[Transcribed page data]
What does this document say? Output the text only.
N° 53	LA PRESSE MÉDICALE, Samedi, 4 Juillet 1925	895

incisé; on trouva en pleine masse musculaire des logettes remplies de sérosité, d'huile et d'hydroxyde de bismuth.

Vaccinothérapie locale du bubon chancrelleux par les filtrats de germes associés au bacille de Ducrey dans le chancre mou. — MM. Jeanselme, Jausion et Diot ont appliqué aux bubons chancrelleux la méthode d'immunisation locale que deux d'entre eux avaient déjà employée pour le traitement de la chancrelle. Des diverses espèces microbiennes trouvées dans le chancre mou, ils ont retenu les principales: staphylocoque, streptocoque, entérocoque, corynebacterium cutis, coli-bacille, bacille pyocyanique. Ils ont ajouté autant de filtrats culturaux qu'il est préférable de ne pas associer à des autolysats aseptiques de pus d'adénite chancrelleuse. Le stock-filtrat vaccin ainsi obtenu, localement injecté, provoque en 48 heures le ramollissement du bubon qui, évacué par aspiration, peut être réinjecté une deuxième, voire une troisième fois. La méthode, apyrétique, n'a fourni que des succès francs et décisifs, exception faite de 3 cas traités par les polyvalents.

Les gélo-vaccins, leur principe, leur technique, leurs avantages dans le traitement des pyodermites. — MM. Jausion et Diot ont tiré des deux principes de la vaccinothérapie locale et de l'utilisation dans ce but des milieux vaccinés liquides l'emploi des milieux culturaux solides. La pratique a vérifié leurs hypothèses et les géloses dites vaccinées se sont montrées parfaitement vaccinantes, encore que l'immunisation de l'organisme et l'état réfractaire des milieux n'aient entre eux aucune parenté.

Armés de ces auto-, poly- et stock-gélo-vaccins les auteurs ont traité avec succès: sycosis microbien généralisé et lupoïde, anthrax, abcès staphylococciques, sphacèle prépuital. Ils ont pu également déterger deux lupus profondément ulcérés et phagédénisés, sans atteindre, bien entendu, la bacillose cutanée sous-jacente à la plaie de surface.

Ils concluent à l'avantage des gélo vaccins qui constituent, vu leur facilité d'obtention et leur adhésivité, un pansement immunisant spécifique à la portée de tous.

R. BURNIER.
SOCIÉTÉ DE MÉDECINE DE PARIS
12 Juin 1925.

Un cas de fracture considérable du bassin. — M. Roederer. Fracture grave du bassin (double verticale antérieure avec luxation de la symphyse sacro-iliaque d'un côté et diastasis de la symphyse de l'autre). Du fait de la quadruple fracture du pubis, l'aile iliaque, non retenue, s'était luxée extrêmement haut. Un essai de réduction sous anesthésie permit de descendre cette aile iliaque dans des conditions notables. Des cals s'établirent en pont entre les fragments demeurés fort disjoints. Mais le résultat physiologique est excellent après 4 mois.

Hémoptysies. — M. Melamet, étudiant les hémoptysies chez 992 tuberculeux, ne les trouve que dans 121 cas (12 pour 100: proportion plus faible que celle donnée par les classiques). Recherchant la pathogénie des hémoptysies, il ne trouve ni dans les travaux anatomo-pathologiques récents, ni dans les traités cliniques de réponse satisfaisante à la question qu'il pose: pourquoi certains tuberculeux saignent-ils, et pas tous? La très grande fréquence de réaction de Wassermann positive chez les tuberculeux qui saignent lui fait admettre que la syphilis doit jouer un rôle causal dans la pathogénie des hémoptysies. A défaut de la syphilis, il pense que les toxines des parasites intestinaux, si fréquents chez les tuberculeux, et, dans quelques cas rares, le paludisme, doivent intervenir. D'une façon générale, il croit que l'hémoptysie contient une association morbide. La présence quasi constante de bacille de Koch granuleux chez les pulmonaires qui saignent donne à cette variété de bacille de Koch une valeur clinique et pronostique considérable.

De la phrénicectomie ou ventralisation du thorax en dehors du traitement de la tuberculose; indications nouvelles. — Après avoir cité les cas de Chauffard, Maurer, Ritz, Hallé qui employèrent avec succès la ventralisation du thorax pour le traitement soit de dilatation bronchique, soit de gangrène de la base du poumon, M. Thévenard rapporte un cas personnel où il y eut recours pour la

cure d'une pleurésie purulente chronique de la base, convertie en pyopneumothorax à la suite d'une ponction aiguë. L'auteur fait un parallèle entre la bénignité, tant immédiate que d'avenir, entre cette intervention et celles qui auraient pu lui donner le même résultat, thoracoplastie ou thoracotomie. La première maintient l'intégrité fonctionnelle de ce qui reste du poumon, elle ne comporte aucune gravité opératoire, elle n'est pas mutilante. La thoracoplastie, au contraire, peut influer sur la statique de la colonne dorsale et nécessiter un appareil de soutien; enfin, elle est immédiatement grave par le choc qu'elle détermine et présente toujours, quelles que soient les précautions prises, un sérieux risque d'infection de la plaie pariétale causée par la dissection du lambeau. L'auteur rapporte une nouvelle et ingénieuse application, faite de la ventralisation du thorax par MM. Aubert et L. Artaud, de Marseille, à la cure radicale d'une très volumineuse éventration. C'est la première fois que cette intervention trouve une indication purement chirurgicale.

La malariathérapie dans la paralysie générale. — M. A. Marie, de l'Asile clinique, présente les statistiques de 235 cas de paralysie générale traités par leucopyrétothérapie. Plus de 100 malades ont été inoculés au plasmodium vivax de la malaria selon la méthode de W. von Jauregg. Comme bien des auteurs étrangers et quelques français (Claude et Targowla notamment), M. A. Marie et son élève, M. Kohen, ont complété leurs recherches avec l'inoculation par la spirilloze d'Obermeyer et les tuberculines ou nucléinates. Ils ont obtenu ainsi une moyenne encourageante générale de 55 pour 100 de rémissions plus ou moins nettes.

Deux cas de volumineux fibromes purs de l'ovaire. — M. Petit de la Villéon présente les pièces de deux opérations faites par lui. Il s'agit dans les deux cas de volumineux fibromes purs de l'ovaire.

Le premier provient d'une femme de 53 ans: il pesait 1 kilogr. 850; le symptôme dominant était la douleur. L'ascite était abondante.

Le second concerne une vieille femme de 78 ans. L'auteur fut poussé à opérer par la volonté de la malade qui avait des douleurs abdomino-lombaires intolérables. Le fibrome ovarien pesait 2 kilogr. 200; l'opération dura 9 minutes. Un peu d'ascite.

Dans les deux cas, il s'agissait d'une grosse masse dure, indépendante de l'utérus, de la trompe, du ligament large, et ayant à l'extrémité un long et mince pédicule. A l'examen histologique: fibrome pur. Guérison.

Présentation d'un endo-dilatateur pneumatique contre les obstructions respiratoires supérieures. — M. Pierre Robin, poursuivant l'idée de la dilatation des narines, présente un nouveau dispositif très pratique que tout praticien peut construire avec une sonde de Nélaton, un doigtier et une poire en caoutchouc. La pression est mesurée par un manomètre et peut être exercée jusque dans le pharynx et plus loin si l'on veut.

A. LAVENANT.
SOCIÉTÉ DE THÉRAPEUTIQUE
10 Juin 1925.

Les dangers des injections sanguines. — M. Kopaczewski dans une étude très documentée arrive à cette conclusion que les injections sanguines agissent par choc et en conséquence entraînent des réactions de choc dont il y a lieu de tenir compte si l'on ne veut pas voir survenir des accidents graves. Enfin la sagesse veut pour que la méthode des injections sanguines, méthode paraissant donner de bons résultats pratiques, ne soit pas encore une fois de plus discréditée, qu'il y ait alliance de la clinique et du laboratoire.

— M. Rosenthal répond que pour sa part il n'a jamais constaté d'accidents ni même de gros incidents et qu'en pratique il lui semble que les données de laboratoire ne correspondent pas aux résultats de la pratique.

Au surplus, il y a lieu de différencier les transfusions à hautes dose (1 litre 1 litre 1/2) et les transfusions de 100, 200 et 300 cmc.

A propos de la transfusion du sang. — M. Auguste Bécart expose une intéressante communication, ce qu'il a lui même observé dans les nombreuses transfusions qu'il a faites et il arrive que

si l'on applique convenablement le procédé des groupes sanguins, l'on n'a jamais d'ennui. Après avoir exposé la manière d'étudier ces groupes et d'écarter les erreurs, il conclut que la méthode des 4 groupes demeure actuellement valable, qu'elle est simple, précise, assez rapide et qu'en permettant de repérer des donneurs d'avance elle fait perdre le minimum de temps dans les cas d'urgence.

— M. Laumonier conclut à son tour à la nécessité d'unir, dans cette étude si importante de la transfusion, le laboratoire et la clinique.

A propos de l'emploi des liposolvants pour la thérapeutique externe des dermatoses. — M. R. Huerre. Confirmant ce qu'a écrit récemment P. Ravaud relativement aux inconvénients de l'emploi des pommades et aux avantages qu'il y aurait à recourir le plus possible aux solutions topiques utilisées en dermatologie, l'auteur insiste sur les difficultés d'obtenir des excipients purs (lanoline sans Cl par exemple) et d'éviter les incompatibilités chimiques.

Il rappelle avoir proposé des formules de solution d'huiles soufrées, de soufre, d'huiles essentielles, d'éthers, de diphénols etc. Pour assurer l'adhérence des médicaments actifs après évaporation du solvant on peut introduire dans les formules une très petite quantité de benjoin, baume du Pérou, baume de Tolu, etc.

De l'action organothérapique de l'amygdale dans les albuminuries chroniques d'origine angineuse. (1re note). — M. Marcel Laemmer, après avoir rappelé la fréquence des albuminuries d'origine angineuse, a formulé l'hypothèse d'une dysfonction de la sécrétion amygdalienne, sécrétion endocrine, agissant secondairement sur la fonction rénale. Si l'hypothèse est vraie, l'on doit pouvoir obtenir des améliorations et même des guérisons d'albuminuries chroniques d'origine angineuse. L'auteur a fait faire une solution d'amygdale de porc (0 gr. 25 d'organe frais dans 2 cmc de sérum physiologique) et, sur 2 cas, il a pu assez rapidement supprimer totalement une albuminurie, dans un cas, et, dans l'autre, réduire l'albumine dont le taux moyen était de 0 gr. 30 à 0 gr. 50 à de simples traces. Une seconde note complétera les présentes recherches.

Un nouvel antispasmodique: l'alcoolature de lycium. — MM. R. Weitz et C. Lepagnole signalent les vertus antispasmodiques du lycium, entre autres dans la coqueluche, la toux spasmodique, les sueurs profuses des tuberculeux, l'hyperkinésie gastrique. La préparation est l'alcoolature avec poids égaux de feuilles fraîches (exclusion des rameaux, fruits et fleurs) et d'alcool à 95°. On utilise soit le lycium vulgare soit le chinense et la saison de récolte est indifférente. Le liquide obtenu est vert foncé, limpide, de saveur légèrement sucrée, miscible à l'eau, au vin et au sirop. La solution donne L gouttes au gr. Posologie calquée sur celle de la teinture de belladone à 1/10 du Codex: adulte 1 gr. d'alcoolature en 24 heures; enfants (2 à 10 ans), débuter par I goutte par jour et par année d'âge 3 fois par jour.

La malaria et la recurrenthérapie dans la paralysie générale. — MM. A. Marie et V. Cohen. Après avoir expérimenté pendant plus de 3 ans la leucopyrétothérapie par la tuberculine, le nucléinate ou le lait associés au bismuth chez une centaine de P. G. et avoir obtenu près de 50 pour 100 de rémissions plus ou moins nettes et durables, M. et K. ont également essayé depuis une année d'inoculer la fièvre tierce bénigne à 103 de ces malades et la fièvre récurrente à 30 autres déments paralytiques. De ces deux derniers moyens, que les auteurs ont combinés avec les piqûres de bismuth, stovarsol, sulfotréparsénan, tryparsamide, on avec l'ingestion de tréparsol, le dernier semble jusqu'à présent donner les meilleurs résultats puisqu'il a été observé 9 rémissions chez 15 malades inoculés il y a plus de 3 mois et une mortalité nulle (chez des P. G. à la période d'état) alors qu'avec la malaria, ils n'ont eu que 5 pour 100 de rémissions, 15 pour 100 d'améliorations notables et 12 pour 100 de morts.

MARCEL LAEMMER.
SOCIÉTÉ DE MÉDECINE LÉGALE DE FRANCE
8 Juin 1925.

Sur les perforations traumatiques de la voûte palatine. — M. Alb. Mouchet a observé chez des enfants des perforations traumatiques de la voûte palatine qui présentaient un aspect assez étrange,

- Requirement
Whenever the word "kilogr" shows up in a line of the entries, list that line.

- Response area
Le premier provient d'une femme de 53 ans: il pesait 1 kilogr. 850; le symptôme dominant était la douleur. L'ascite était abondante.
Le second concerne une vieille femme de 78 ans. L'auteur fut poussé à opérer par la volonté de la malade qui avait des douleurs abdomino-lombaires intolérables. Le fibrome ovarien pesait 2 kilogr. 200; l'opération dura 9 minutes. Un peu d'ascite.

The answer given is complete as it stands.